SET TASK:
From the entries below, count the lines with "document". Write only the count.

********************

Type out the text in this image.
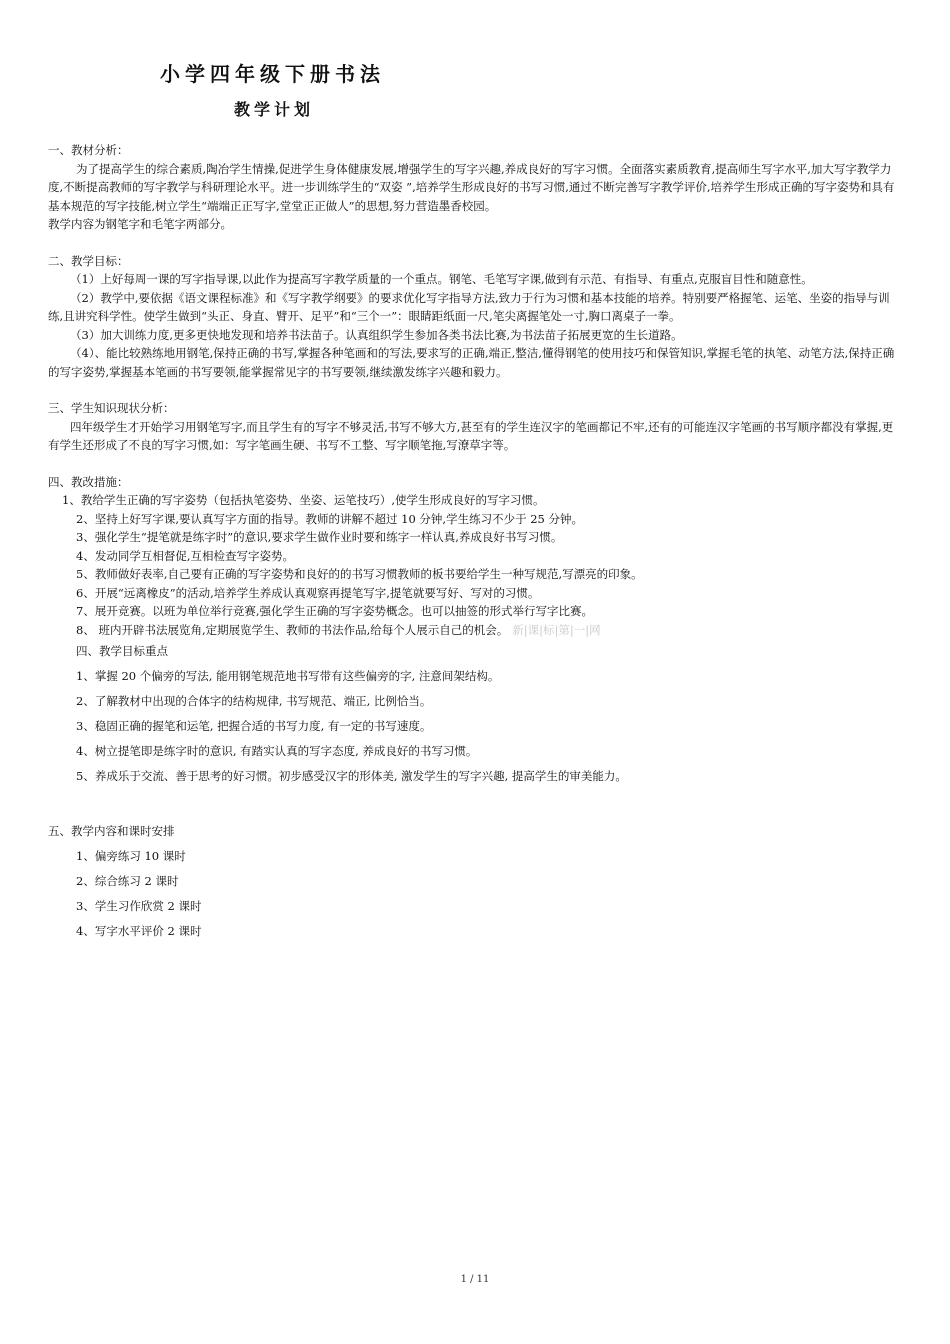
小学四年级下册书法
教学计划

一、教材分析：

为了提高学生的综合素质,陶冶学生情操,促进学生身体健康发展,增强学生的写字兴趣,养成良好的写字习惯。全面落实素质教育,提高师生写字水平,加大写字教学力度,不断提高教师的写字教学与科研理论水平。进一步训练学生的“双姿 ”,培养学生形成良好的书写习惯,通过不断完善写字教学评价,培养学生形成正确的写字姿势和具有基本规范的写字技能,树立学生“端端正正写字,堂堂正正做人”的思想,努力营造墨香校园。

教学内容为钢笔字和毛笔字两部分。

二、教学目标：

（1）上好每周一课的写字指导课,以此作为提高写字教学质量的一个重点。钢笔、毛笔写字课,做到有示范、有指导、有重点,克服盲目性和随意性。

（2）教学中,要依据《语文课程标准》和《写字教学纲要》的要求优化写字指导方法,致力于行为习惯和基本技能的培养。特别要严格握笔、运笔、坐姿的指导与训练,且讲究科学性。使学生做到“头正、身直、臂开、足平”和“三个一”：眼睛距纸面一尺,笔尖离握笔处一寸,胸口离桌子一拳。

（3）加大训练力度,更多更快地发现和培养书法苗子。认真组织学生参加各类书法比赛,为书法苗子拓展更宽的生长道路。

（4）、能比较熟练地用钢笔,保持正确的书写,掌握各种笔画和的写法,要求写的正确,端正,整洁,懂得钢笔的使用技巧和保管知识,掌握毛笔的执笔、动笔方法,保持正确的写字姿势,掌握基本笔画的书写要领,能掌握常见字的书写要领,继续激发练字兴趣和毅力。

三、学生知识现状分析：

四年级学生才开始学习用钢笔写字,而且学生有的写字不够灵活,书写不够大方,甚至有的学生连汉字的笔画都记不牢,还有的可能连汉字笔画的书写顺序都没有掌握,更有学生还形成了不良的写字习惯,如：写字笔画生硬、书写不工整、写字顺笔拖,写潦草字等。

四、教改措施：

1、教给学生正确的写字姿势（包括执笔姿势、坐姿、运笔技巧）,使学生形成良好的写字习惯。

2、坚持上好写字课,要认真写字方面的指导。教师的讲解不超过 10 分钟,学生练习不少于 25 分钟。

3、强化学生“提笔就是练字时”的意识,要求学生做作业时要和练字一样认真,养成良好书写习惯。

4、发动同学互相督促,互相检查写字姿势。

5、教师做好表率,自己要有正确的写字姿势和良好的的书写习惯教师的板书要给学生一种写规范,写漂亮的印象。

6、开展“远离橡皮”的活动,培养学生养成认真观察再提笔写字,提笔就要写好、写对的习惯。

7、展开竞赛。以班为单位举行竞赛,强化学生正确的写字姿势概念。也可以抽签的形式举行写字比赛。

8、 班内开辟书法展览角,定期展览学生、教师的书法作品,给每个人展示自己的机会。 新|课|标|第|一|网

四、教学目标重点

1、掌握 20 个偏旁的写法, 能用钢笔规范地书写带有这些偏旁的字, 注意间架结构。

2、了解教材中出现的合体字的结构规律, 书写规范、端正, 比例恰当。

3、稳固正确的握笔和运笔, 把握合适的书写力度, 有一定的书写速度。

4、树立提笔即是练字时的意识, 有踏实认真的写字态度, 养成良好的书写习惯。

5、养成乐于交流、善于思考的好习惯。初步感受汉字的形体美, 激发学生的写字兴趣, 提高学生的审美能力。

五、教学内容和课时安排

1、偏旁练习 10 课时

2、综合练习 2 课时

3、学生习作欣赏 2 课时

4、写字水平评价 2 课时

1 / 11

********************

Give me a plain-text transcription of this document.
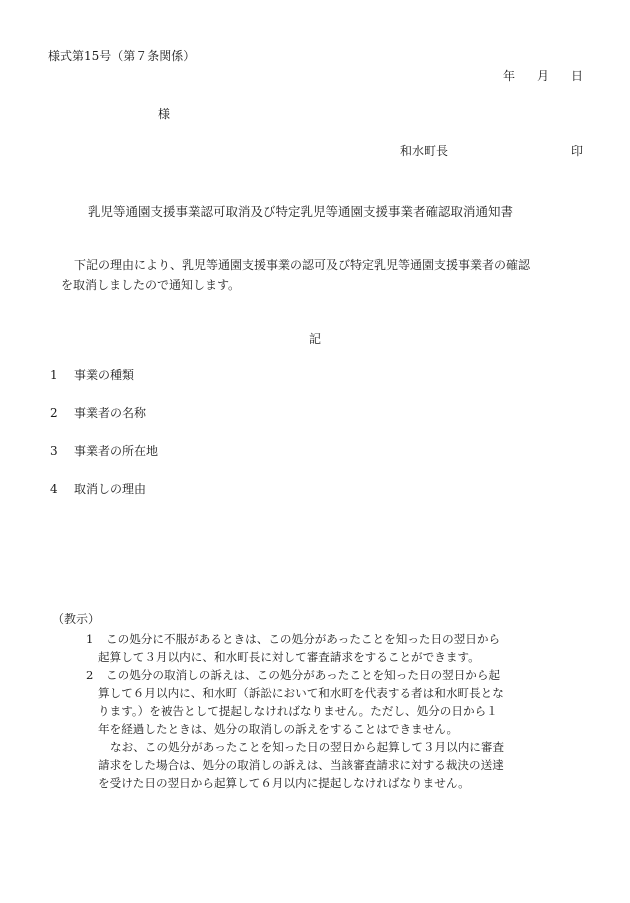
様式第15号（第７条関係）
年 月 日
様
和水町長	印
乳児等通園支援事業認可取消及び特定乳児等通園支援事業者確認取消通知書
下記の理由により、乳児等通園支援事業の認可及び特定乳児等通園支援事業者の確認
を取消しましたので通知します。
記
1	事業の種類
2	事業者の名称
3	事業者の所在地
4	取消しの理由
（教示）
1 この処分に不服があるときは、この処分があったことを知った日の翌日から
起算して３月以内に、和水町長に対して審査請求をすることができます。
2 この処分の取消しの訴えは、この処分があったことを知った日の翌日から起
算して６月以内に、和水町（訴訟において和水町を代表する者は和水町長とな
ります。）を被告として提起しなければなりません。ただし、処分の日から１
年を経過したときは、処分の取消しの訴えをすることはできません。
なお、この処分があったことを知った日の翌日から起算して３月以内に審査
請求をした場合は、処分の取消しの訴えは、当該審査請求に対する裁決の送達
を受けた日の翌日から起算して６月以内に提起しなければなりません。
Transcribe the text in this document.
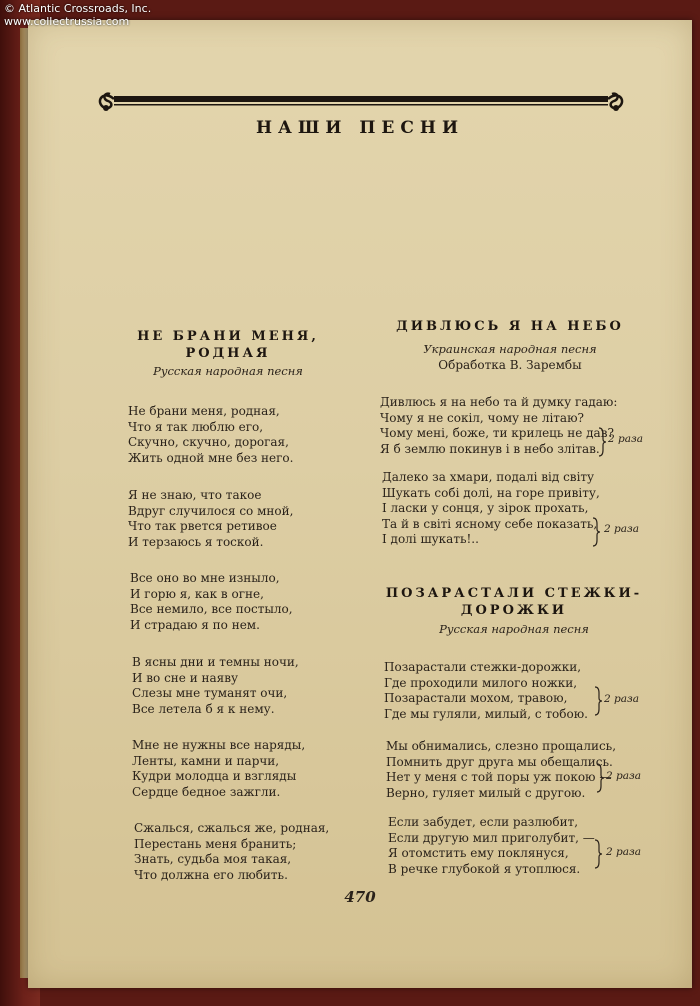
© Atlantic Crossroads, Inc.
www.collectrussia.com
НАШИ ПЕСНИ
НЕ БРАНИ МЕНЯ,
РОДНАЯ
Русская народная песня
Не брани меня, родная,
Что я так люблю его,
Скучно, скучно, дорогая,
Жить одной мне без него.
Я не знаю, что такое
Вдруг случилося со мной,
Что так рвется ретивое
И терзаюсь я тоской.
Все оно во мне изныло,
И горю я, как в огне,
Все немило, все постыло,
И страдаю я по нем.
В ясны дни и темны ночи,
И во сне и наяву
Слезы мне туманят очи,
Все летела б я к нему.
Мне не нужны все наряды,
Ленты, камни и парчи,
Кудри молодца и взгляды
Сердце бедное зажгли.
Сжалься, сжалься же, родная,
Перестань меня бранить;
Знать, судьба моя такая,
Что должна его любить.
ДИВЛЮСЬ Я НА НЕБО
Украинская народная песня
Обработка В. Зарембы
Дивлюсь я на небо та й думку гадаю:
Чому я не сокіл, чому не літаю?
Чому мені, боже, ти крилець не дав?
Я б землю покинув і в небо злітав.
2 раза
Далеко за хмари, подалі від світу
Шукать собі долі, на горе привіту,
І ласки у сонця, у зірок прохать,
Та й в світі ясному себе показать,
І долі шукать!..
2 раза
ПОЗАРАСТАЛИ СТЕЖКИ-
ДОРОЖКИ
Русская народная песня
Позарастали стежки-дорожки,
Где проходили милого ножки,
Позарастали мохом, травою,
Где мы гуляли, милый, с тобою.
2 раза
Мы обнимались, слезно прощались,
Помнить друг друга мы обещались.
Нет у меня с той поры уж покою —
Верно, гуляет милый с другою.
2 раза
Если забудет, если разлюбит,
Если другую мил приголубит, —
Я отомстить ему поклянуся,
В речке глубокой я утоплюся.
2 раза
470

********************

SOLUTION TO THIS EXERCISE:
2